(Extracts from a graphics dataset)
--*--
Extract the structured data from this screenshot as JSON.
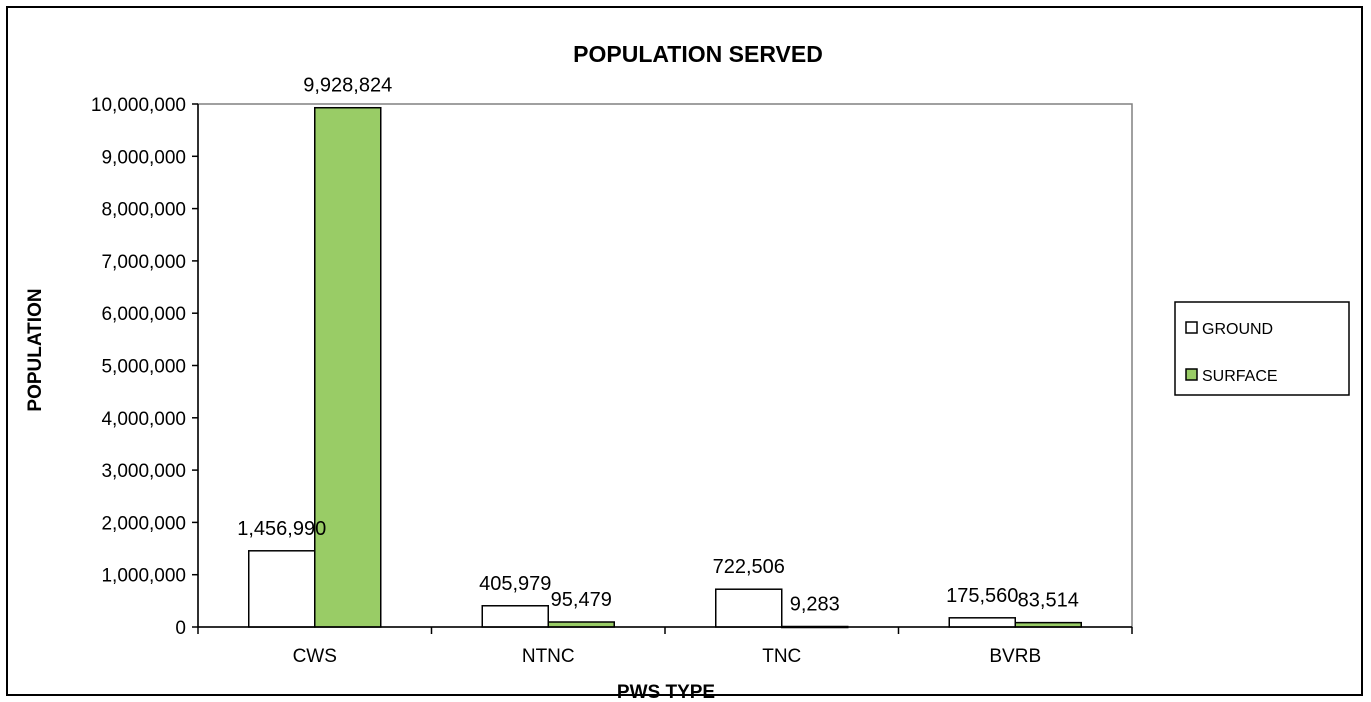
{
  "chart_data": {
    "type": "bar",
    "title": "POPULATION SERVED",
    "xlabel": "PWS TYPE",
    "ylabel": "POPULATION",
    "categories": [
      "CWS",
      "NTNC",
      "TNC",
      "BVRB"
    ],
    "series": [
      {
        "name": "GROUND",
        "values": [
          1456990,
          405979,
          722506,
          175560
        ],
        "labels": [
          "1,456,990",
          "405,979",
          "722,506",
          "175,560"
        ],
        "color": "#ffffff"
      },
      {
        "name": "SURFACE",
        "values": [
          9928824,
          95479,
          9283,
          83514
        ],
        "labels": [
          "9,928,824",
          "95,479",
          "9,283",
          "83,514"
        ],
        "color": "#99cc66"
      }
    ],
    "ylim": [
      0,
      10000000
    ],
    "yticks": [
      0,
      1000000,
      2000000,
      3000000,
      4000000,
      5000000,
      6000000,
      7000000,
      8000000,
      9000000,
      10000000
    ],
    "ytick_labels": [
      "0",
      "1,000,000",
      "2,000,000",
      "3,000,000",
      "4,000,000",
      "5,000,000",
      "6,000,000",
      "7,000,000",
      "8,000,000",
      "9,000,000",
      "10,000,000"
    ],
    "grid": false,
    "legend_position": "right"
  }
}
--*--
Description of the task:
Above are the records. Identify each line that contains the word "POPULATION".

Problem solution:
    "title": "POPULATION SERVED",
    "ylabel": "POPULATION",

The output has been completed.